TASK OBJECTIVE: Count the lines of the listing below where "Royal" shows up, and please answer with that number only.

DATA EXCERPTS:
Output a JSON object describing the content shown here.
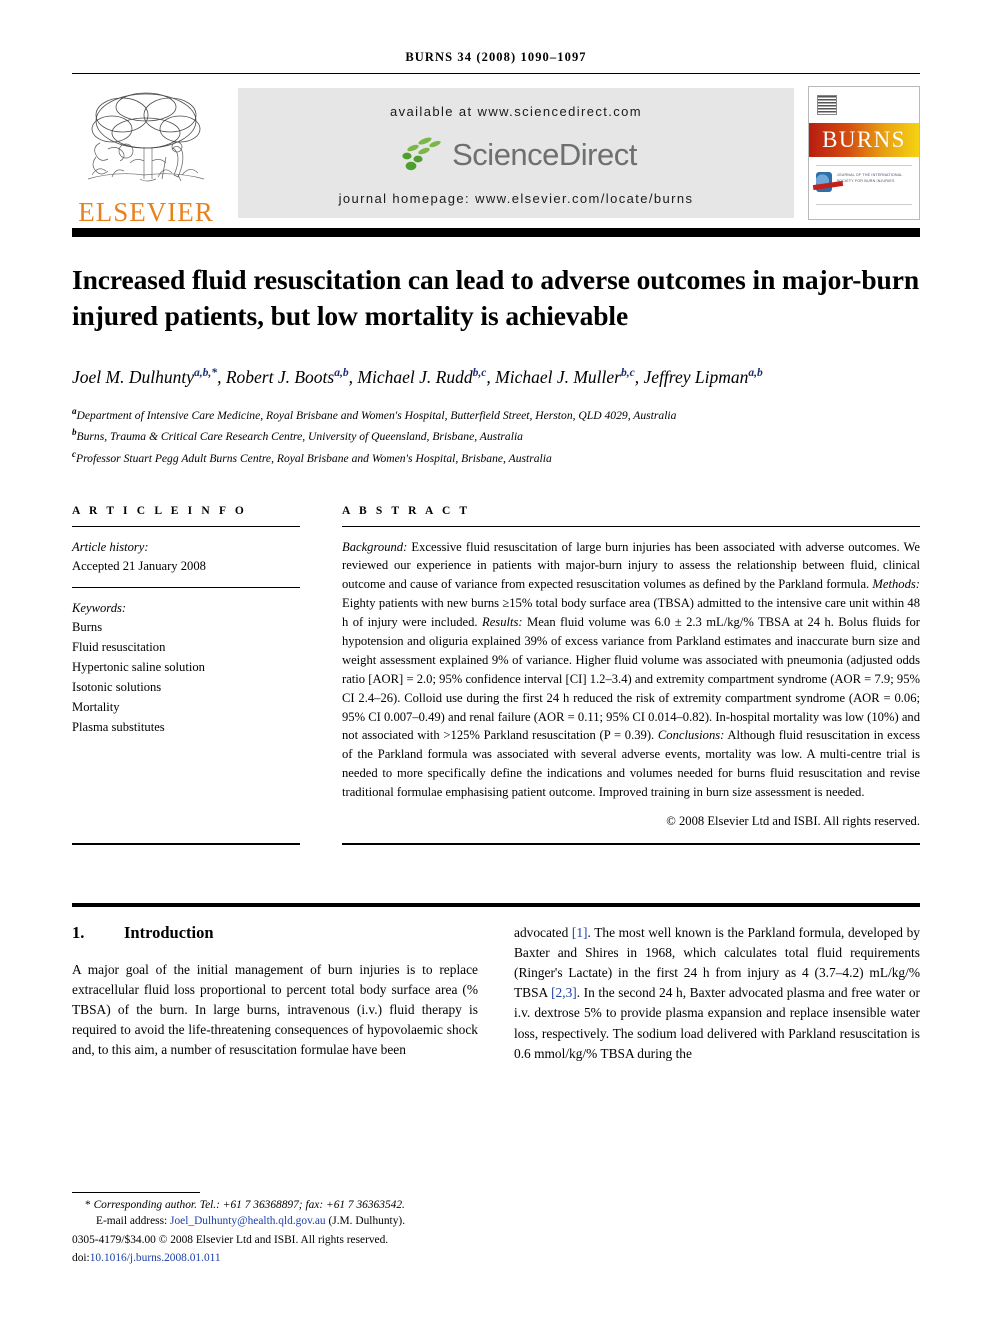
{
  "running_head": "BURNS 34 (2008) 1090–1097",
  "masthead": {
    "publisher": "ELSEVIER",
    "publisher_icon": "elsevier-tree-logo",
    "available_at": "available at www.sciencedirect.com",
    "sciencedirect_wordmark": "ScienceDirect",
    "sciencedirect_icon": "sciencedirect-leaf-logo",
    "journal_homepage": "journal homepage: www.elsevier.com/locate/burns",
    "cover": {
      "journal_name": "BURNS",
      "society_badge_icon": "isbi-society-icon",
      "society_line": "JOURNAL OF THE INTERNATIONAL SOCIETY FOR BURN INJURIES",
      "band_color_start": "#b81d11",
      "band_color_end": "#f5d312"
    },
    "brand_color": "#E8821E"
  },
  "article": {
    "title": "Increased fluid resuscitation can lead to adverse outcomes in major-burn injured patients, but low mortality is achievable",
    "authors": [
      {
        "name": "Joel M. Dulhunty",
        "marks": "a,b,*"
      },
      {
        "name": "Robert J. Boots",
        "marks": "a,b"
      },
      {
        "name": "Michael J. Rudd",
        "marks": "b,c"
      },
      {
        "name": "Michael J. Muller",
        "marks": "b,c"
      },
      {
        "name": "Jeffrey Lipman",
        "marks": "a,b"
      }
    ],
    "affiliations": [
      {
        "mark": "a",
        "text": "Department of Intensive Care Medicine, Royal Brisbane and Women's Hospital, Butterfield Street, Herston, QLD 4029, Australia"
      },
      {
        "mark": "b",
        "text": "Burns, Trauma & Critical Care Research Centre, University of Queensland, Brisbane, Australia"
      },
      {
        "mark": "c",
        "text": "Professor Stuart Pegg Adult Burns Centre, Royal Brisbane and Women's Hospital, Brisbane, Australia"
      }
    ]
  },
  "article_info": {
    "heading": "A R T I C L E   I N F O",
    "history_label": "Article history:",
    "history_value": "Accepted 21 January 2008",
    "keywords_label": "Keywords:",
    "keywords": [
      "Burns",
      "Fluid resuscitation",
      "Hypertonic saline solution",
      "Isotonic solutions",
      "Mortality",
      "Plasma substitutes"
    ]
  },
  "abstract": {
    "heading": "A B S T R A C T",
    "sections": [
      {
        "label": "Background:",
        "text": " Excessive fluid resuscitation of large burn injuries has been associated with adverse outcomes. We reviewed our experience in patients with major-burn injury to assess the relationship between fluid, clinical outcome and cause of variance from expected resuscitation volumes as defined by the Parkland formula."
      },
      {
        "label": "Methods:",
        "text": " Eighty patients with new burns ≥15% total body surface area (TBSA) admitted to the intensive care unit within 48 h of injury were included."
      },
      {
        "label": "Results:",
        "text": " Mean fluid volume was 6.0 ± 2.3 mL/kg/% TBSA at 24 h. Bolus fluids for hypotension and oliguria explained 39% of excess variance from Parkland estimates and inaccurate burn size and weight assessment explained 9% of variance. Higher fluid volume was associated with pneumonia (adjusted odds ratio [AOR] = 2.0; 95% confidence interval [CI] 1.2–3.4) and extremity compartment syndrome (AOR = 7.9; 95% CI 2.4–26). Colloid use during the first 24 h reduced the risk of extremity compartment syndrome (AOR = 0.06; 95% CI 0.007–0.49) and renal failure (AOR = 0.11; 95% CI 0.014–0.82). In-hospital mortality was low (10%) and not associated with >125% Parkland resuscitation (P = 0.39)."
      },
      {
        "label": "Conclusions:",
        "text": " Although fluid resuscitation in excess of the Parkland formula was associated with several adverse events, mortality was low. A multi-centre trial is needed to more specifically define the indications and volumes needed for burns fluid resuscitation and revise traditional formulae emphasising patient outcome. Improved training in burn size assessment is needed."
      }
    ],
    "copyright": "© 2008 Elsevier Ltd and ISBI. All rights reserved."
  },
  "body": {
    "section_number": "1.",
    "section_title": "Introduction",
    "left_column": "A major goal of the initial management of burn injuries is to replace extracellular fluid loss proportional to percent total body surface area (% TBSA) of the burn. In large burns, intravenous (i.v.) fluid therapy is required to avoid the life-threatening consequences of hypovolaemic shock and, to this aim, a number of resuscitation formulae have been",
    "right_column_parts": [
      {
        "t": "advocated "
      },
      {
        "t": "[1]",
        "ref": true
      },
      {
        "t": ". The most well known is the Parkland formula, developed by Baxter and Shires in 1968, which calculates total fluid requirements (Ringer's Lactate) in the first 24 h from injury as 4 (3.7–4.2) mL/kg/% TBSA "
      },
      {
        "t": "[2,3]",
        "ref": true
      },
      {
        "t": ". In the second 24 h, Baxter advocated plasma and free water or i.v. dextrose 5% to provide plasma expansion and replace insensible water loss, respectively. The sodium load delivered with Parkland resuscitation is 0.6 mmol/kg/% TBSA during the"
      }
    ]
  },
  "footnote": {
    "corresponding_marker": "*",
    "corresponding_text": "Corresponding author. Tel.: +61 7 36368897; fax: +61 7 36363542.",
    "email_label": "E-mail address:",
    "email": "Joel_Dulhunty@health.qld.gov.au",
    "email_owner": "(J.M. Dulhunty).",
    "issn_line": "0305-4179/$34.00 © 2008 Elsevier Ltd and ISBI. All rights reserved.",
    "doi_label": "doi:",
    "doi": "10.1016/j.burns.2008.01.011",
    "link_color": "#1A3FA8"
  }
}
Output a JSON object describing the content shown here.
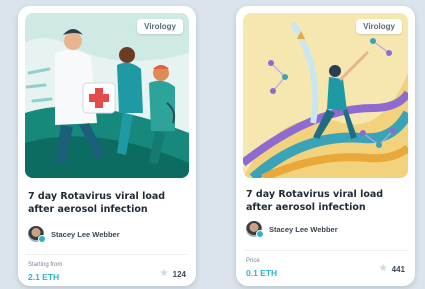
{
  "cards": [
    {
      "tag": "Virology",
      "title": "7 day Rotavirus viral load after aerosol infection",
      "author": "Stacey Lee Webber",
      "price_label": "Starting from",
      "price_value": "2.1 ETH",
      "likes": "124",
      "art_icon": "medics-running-illustration"
    },
    {
      "tag": "Virology",
      "title": "7 day Rotavirus viral load after aerosol infection",
      "author": "Stacey Lee Webber",
      "price_label": "Price",
      "price_value": "0.1 ETH",
      "likes": "441",
      "art_icon": "molecule-figure-illustration"
    }
  ],
  "colors": {
    "accent": "#29b6c9",
    "card_background": "#ffffff",
    "page_background": "#dbe4ec"
  }
}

EXERCISE RESULT: 2